■ Task description ■
Isolate every line in the records below with "this" in it.
-- start Dataset rows --
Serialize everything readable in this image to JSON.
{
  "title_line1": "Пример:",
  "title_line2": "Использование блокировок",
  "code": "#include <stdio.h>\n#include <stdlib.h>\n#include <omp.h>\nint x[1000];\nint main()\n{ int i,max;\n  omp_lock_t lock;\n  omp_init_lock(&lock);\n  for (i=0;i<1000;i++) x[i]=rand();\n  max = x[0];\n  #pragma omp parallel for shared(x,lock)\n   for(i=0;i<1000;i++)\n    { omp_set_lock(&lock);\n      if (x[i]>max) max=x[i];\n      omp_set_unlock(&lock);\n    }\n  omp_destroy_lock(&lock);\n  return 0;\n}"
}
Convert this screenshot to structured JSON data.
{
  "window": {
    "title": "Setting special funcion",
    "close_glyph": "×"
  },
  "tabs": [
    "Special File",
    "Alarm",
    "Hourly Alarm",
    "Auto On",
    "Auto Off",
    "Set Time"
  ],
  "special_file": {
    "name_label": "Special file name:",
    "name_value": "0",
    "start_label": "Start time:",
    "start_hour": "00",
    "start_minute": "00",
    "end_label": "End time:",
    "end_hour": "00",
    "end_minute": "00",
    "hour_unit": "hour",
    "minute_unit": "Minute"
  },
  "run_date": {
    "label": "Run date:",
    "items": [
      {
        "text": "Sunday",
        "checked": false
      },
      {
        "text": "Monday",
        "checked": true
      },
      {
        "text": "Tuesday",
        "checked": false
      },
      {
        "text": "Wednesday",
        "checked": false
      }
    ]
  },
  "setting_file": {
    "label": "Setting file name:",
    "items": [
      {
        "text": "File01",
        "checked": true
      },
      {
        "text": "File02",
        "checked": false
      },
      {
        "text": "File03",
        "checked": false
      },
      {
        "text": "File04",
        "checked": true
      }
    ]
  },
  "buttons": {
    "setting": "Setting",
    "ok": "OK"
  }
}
-- end Dataset rows --
■ Result of the exercise ■
Serialize everything readable in this image to JSON.
Convert this screenshot to structured JSON data.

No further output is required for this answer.